**SET TASK:** Pick out the lines in the listing below that contain the word "зависятъ" and copy them.

**RECORDS TO USE:**
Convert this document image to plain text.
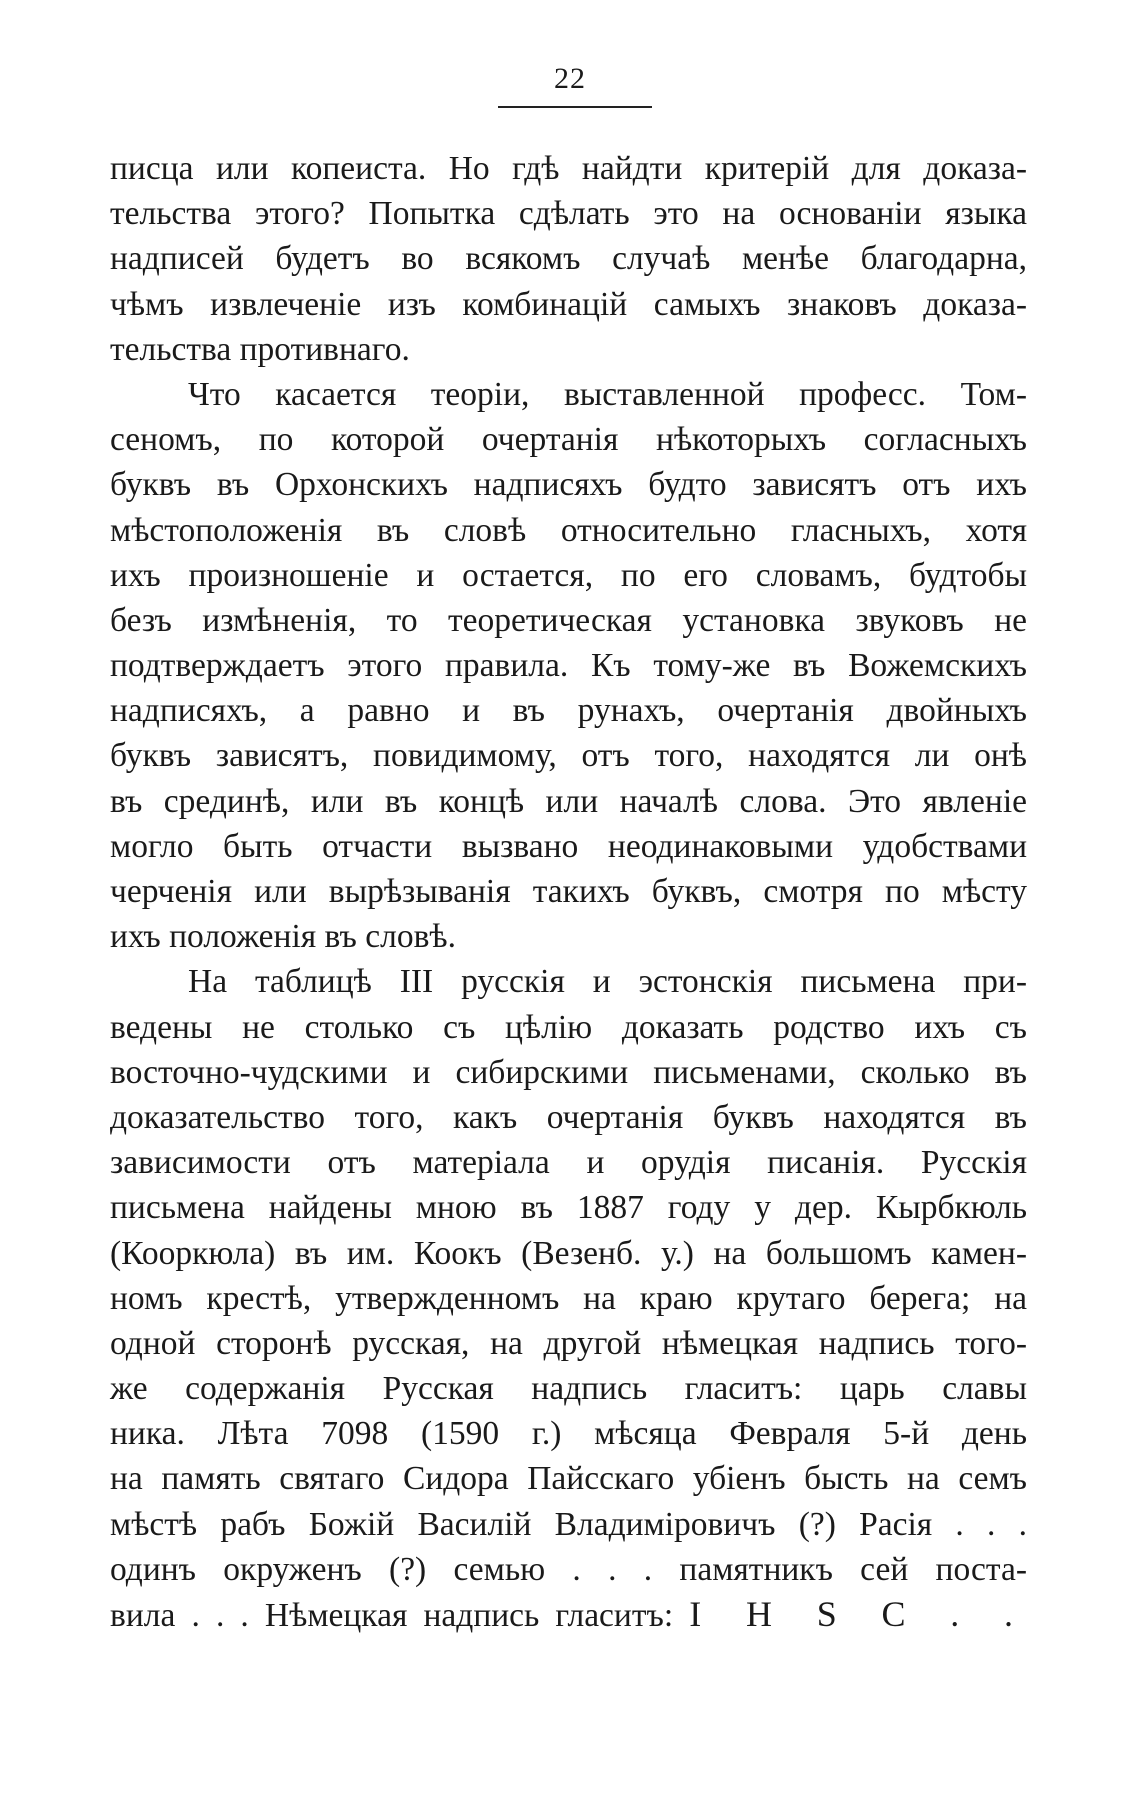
22
писца или копеиста. Но гдѣ найдти критерій для доказа-
тельства этого? Попытка сдѣлать это на основаніи языка
надписей будетъ во всякомъ случаѣ менѣе благодарна,
чѣмъ извлеченіе изъ комбинацій самыхъ знаковъ доказа-
тельства противнаго.
Что касается теоріи, выставленной професс. Том-
сеномъ, по которой очертанія нѣкоторыхъ согласныхъ
буквъ въ Орхонскихъ надписяхъ будто зависятъ отъ ихъ
мѣстоположенія въ словѣ относительно гласныхъ, хотя
ихъ произношеніе и остается, по его словамъ, будтобы
безъ измѣненія, то теоретическая установка звуковъ не
подтверждаетъ этого правила. Къ тому-же въ Вожемскихъ
надписяхъ, а равно и въ рунахъ, очертанія двойныхъ
буквъ зависятъ, повидимому, отъ того, находятся ли онѣ
въ срединѣ, или въ концѣ или началѣ слова. Это явленіе
могло быть отчасти вызвано неодинаковыми удобствами
черченія или вырѣзыванія такихъ буквъ, смотря по мѣсту
ихъ положенія въ словѣ.
На таблицѣ III русскія и эстонскія письмена при-
ведены не столько съ цѣлію доказать родство ихъ съ
восточно-чудскими и сибирскими письменами, сколько въ
доказательство того, какъ очертанія буквъ находятся въ
зависимости отъ матеріала и орудія писанія. Русскія
письмена найдены мною въ 1887 году у дер. Кырбкюль
(Кооркюла) въ им. Коокъ (Везенб. у.) на большомъ камен-
номъ крестѣ, утвержденномъ на краю крутаго берега; на
одной сторонѣ русская, на другой нѣмецкая надпись того-
же содержанія Русская надпись гласитъ: царь славы
ника. Лѣта 7098 (1590 г.) мѣсяца Февраля 5-й день
на память святаго Сидора Пайсскаго убіенъ бысть на семъ
мѣстѣ рабъ Божій Василій Владиміровичъ (?) Расія . . .
одинъ окруженъ (?) семью . . . памятникъ сей поста-
вила . . . Нѣмецкая надпись гласитъ: I H S C . .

**RESPONSE BELOW:**
буквъ въ Орхонскихъ надписяхъ будто зависятъ отъ ихъ
буквъ зависятъ, повидимому, отъ того, находятся ли онѣ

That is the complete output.